# GIVEN EXERCISE
Write out every entry word for word.

# EXERCISE INPUT

* BEGIN *

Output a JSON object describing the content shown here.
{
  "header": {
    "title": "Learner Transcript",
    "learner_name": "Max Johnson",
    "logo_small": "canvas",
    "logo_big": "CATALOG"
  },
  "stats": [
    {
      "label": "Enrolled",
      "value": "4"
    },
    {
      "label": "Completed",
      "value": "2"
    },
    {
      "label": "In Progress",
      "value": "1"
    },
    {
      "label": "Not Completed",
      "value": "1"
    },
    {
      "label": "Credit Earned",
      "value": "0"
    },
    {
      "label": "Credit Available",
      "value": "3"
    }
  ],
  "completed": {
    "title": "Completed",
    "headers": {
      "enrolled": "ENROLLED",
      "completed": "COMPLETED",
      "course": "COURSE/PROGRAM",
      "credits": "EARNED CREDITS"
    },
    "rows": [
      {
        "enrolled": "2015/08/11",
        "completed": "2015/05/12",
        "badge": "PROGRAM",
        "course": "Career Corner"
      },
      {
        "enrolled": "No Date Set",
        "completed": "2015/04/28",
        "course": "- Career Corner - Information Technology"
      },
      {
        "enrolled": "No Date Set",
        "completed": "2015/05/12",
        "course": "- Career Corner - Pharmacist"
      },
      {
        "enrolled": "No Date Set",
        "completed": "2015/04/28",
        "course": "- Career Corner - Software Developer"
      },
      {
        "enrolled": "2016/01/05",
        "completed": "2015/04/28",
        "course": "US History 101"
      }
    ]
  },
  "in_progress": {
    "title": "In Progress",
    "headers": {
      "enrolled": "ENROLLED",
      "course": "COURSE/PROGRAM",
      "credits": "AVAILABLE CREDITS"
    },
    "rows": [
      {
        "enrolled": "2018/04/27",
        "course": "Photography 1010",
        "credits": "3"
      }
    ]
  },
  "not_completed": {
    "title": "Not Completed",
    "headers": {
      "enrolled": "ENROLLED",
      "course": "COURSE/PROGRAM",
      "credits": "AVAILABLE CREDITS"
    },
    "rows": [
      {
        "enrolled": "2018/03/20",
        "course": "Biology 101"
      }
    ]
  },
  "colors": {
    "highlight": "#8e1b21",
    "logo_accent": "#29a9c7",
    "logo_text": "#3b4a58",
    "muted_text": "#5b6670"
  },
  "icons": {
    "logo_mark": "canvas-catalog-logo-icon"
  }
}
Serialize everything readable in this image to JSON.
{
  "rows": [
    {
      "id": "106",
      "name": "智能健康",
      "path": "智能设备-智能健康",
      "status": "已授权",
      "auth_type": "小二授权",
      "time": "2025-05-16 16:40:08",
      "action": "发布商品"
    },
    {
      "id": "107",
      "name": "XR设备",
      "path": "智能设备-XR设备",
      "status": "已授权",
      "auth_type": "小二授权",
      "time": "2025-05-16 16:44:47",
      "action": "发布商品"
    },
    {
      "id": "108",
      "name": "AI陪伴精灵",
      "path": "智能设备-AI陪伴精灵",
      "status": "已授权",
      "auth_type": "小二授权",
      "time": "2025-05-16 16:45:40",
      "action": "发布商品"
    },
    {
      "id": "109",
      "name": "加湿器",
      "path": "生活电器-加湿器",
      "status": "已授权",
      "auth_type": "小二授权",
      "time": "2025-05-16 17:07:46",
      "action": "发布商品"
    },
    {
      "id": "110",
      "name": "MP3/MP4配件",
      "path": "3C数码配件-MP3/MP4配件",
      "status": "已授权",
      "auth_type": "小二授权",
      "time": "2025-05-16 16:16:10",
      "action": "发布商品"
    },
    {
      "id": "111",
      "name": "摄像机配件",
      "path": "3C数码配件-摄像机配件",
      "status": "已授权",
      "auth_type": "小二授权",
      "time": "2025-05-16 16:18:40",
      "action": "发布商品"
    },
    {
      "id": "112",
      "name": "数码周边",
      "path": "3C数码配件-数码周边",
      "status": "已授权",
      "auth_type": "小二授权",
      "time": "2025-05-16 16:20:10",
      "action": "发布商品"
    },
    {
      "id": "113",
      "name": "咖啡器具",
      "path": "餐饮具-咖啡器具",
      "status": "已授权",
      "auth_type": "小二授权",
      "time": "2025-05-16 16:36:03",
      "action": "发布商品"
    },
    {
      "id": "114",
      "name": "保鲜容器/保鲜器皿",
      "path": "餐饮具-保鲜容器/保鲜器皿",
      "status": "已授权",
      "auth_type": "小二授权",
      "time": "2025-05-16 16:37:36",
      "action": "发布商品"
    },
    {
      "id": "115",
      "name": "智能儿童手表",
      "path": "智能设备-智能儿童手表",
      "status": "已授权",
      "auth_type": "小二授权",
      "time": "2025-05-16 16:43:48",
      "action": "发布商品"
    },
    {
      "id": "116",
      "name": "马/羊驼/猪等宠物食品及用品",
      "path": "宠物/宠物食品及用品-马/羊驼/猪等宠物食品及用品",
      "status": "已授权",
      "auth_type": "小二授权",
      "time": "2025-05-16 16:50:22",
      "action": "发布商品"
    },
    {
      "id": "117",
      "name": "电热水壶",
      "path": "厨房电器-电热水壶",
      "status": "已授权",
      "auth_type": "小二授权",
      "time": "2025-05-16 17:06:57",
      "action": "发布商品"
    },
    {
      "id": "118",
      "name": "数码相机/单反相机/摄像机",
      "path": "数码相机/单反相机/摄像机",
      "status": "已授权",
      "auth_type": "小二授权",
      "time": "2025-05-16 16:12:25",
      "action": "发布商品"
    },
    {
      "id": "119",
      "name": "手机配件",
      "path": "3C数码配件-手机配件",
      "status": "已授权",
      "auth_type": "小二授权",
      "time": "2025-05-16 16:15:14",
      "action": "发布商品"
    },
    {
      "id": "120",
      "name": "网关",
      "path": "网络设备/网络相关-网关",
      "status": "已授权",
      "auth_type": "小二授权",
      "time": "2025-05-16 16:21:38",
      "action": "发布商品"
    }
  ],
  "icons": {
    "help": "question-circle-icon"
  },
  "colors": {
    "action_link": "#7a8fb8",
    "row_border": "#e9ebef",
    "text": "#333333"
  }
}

* END *

# OUTPUT OF THE EXERCISE
Output a JSON object describing the content shown here.
{
  "header": {
    "title": "Learner Transcript",
    "learner_name": "Max Johnson",
    "logo_small": "canvas",
    "logo_big": "CATALOG"
  },
  "stats": [
    {
      "label": "Enrolled",
      "value": "4"
    },
    {
      "label": "Completed",
      "value": "2"
    },
    {
      "label": "In Progress",
      "value": "1"
    },
    {
      "label": "Not Completed",
      "value": "1"
    },
    {
      "label": "Credit Earned",
      "value": "0"
    },
    {
      "label": "Credit Available",
      "value": "3"
    }
  ],
  "completed": {
    "title": "Completed",
    "headers": {
      "enrolled": "ENROLLED",
      "completed": "COMPLETED",
      "course": "COURSE/PROGRAM",
      "credits": "EARNED CREDITS"
    },
    "rows": [
      {
        "enrolled": "2015/08/11",
        "completed": "2015/05/12",
        "badge": "PROGRAM",
        "course": "Career Corner"
      },
      {
        "enrolled": "No Date Set",
        "completed": "2015/04/28",
        "course": "- Career Corner - Information Technology"
      },
      {
        "enrolled": "No Date Set",
        "completed": "2015/05/12",
        "course": "- Career Corner - Pharmacist"
      },
      {
        "enrolled": "No Date Set",
        "completed": "2015/04/28",
        "course": "- Career Corner - Software Developer"
      },
      {
        "enrolled": "2016/01/05",
        "completed": "2015/04/28",
        "course": "US History 101"
      }
    ]
  },
  "in_progress": {
    "title": "In Progress",
    "headers": {
      "enrolled": "ENROLLED",
      "course": "COURSE/PROGRAM",
      "credits": "AVAILABLE CREDITS"
    },
    "rows": [
      {
        "enrolled": "2018/04/27",
        "course": "Photography 1010",
        "credits": "3"
      }
    ]
  },
  "not_completed": {
    "title": "Not Completed",
    "headers": {
      "enrolled": "ENROLLED",
      "course": "COURSE/PROGRAM",
      "credits": "AVAILABLE CREDITS"
    },
    "rows": [
      {
        "enrolled": "2018/03/20",
        "course": "Biology 101"
      }
    ]
  },
  "colors": {
    "highlight": "#8e1b21",
    "logo_accent": "#29a9c7",
    "logo_text": "#3b4a58",
    "muted_text": "#5b6670"
  },
  "icons": {
    "logo_mark": "canvas-catalog-logo-icon"
  }
}
Serialize everything readable in this image to JSON.
{
  "rows": [
    {
      "id": "106",
      "name": "智能健康",
      "path": "智能设备-智能健康",
      "status": "已授权",
      "auth_type": "小二授权",
      "time": "2025-05-16 16:40:08",
      "action": "发布商品"
    },
    {
      "id": "107",
      "name": "XR设备",
      "path": "智能设备-XR设备",
      "status": "已授权",
      "auth_type": "小二授权",
      "time": "2025-05-16 16:44:47",
      "action": "发布商品"
    },
    {
      "id": "108",
      "name": "AI陪伴精灵",
      "path": "智能设备-AI陪伴精灵",
      "status": "已授权",
      "auth_type": "小二授权",
      "time": "2025-05-16 16:45:40",
      "action": "发布商品"
    },
    {
      "id": "109",
      "name": "加湿器",
      "path": "生活电器-加湿器",
      "status": "已授权",
      "auth_type": "小二授权",
      "time": "2025-05-16 17:07:46",
      "action": "发布商品"
    },
    {
      "id": "110",
      "name": "MP3/MP4配件",
      "path": "3C数码配件-MP3/MP4配件",
      "status": "已授权",
      "auth_type": "小二授权",
      "time": "2025-05-16 16:16:10",
      "action": "发布商品"
    },
    {
      "id": "111",
      "name": "摄像机配件",
      "path": "3C数码配件-摄像机配件",
      "status": "已授权",
      "auth_type": "小二授权",
      "time": "2025-05-16 16:18:40",
      "action": "发布商品"
    },
    {
      "id": "112",
      "name": "数码周边",
      "path": "3C数码配件-数码周边",
      "status": "已授权",
      "auth_type": "小二授权",
      "time": "2025-05-16 16:20:10",
      "action": "发布商品"
    },
    {
      "id": "113",
      "name": "咖啡器具",
      "path": "餐饮具-咖啡器具",
      "status": "已授权",
      "auth_type": "小二授权",
      "time": "2025-05-16 16:36:03",
      "action": "发布商品"
    },
    {
      "id": "114",
      "name": "保鲜容器/保鲜器皿",
      "path": "餐饮具-保鲜容器/保鲜器皿",
      "status": "已授权",
      "auth_type": "小二授权",
      "time": "2025-05-16 16:37:36",
      "action": "发布商品"
    },
    {
      "id": "115",
      "name": "智能儿童手表",
      "path": "智能设备-智能儿童手表",
      "status": "已授权",
      "auth_type": "小二授权",
      "time": "2025-05-16 16:43:48",
      "action": "发布商品"
    },
    {
      "id": "116",
      "name": "马/羊驼/猪等宠物食品及用品",
      "path": "宠物/宠物食品及用品-马/羊驼/猪等宠物食品及用品",
      "status": "已授权",
      "auth_type": "小二授权",
      "time": "2025-05-16 16:50:22",
      "action": "发布商品"
    },
    {
      "id": "117",
      "name": "电热水壶",
      "path": "厨房电器-电热水壶",
      "status": "已授权",
      "auth_type": "小二授权",
      "time": "2025-05-16 17:06:57",
      "action": "发布商品"
    },
    {
      "id": "118",
      "name": "数码相机/单反相机/摄像机",
      "path": "数码相机/单反相机/摄像机",
      "status": "已授权",
      "auth_type": "小二授权",
      "time": "2025-05-16 16:12:25",
      "action": "发布商品"
    },
    {
      "id": "119",
      "name": "手机配件",
      "path": "3C数码配件-手机配件",
      "status": "已授权",
      "auth_type": "小二授权",
      "time": "2025-05-16 16:15:14",
      "action": "发布商品"
    },
    {
      "id": "120",
      "name": "网关",
      "path": "网络设备/网络相关-网关",
      "status": "已授权",
      "auth_type": "小二授权",
      "time": "2025-05-16 16:21:38",
      "action": "发布商品"
    }
  ],
  "icons": {
    "help": "question-circle-icon"
  },
  "colors": {
    "action_link": "#7a8fb8",
    "row_border": "#e9ebef",
    "text": "#333333"
  }
}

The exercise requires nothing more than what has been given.